Start DATASET

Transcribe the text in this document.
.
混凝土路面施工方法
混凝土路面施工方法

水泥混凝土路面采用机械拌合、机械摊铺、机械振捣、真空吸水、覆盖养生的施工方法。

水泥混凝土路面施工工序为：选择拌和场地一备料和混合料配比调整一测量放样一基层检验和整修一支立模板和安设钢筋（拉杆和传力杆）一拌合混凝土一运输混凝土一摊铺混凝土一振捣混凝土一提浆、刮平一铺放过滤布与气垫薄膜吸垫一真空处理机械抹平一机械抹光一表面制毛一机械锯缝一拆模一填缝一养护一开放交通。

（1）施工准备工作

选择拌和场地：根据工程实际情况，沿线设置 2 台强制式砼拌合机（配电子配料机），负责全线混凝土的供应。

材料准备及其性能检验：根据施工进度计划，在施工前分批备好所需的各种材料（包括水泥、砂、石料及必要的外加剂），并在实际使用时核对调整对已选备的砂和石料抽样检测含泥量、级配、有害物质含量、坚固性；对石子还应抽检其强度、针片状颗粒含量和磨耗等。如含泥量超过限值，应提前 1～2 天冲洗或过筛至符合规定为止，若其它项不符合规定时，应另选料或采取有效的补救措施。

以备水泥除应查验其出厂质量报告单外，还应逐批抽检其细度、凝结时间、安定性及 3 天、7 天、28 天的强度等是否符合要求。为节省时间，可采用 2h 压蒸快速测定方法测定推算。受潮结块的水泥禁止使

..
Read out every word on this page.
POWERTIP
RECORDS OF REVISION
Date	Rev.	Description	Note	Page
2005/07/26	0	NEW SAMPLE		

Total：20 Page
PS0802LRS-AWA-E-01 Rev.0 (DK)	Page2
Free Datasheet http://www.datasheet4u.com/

End DATASET

SHORT EXERCISE: Extract all of the data above and output it character for character.

TASK SOLUTION:
Transcribe the text in this document.
.
混凝土路面施工方法
混凝土路面施工方法

水泥混凝土路面采用机械拌合、机械摊铺、机械振捣、真空吸水、覆盖养生的施工方法。

水泥混凝土路面施工工序为：选择拌和场地一备料和混合料配比调整一测量放样一基层检验和整修一支立模板和安设钢筋（拉杆和传力杆）一拌合混凝土一运输混凝土一摊铺混凝土一振捣混凝土一提浆、刮平一铺放过滤布与气垫薄膜吸垫一真空处理机械抹平一机械抹光一表面制毛一机械锯缝一拆模一填缝一养护一开放交通。

（1）施工准备工作

选择拌和场地：根据工程实际情况，沿线设置 2 台强制式砼拌合机（配电子配料机），负责全线混凝土的供应。

材料准备及其性能检验：根据施工进度计划，在施工前分批备好所需的各种材料（包括水泥、砂、石料及必要的外加剂），并在实际使用时核对调整对已选备的砂和石料抽样检测含泥量、级配、有害物质含量、坚固性；对石子还应抽检其强度、针片状颗粒含量和磨耗等。如含泥量超过限值，应提前 1～2 天冲洗或过筛至符合规定为止，若其它项不符合规定时，应另选料或采取有效的补救措施。

以备水泥除应查验其出厂质量报告单外，还应逐批抽检其细度、凝结时间、安定性及 3 天、7 天、28 天的强度等是否符合要求。为节省时间，可采用 2h 压蒸快速测定方法测定推算。受潮结块的水泥禁止使

..
Read out every word on this page.
POWERTIP
RECORDS OF REVISION
Date	Rev.	Description	Note	Page
2005/07/26	0	NEW SAMPLE		

Total：20 Page
PS0802LRS-AWA-E-01 Rev.0 (DK)	Page2
Free Datasheet http://www.datasheet4u.com/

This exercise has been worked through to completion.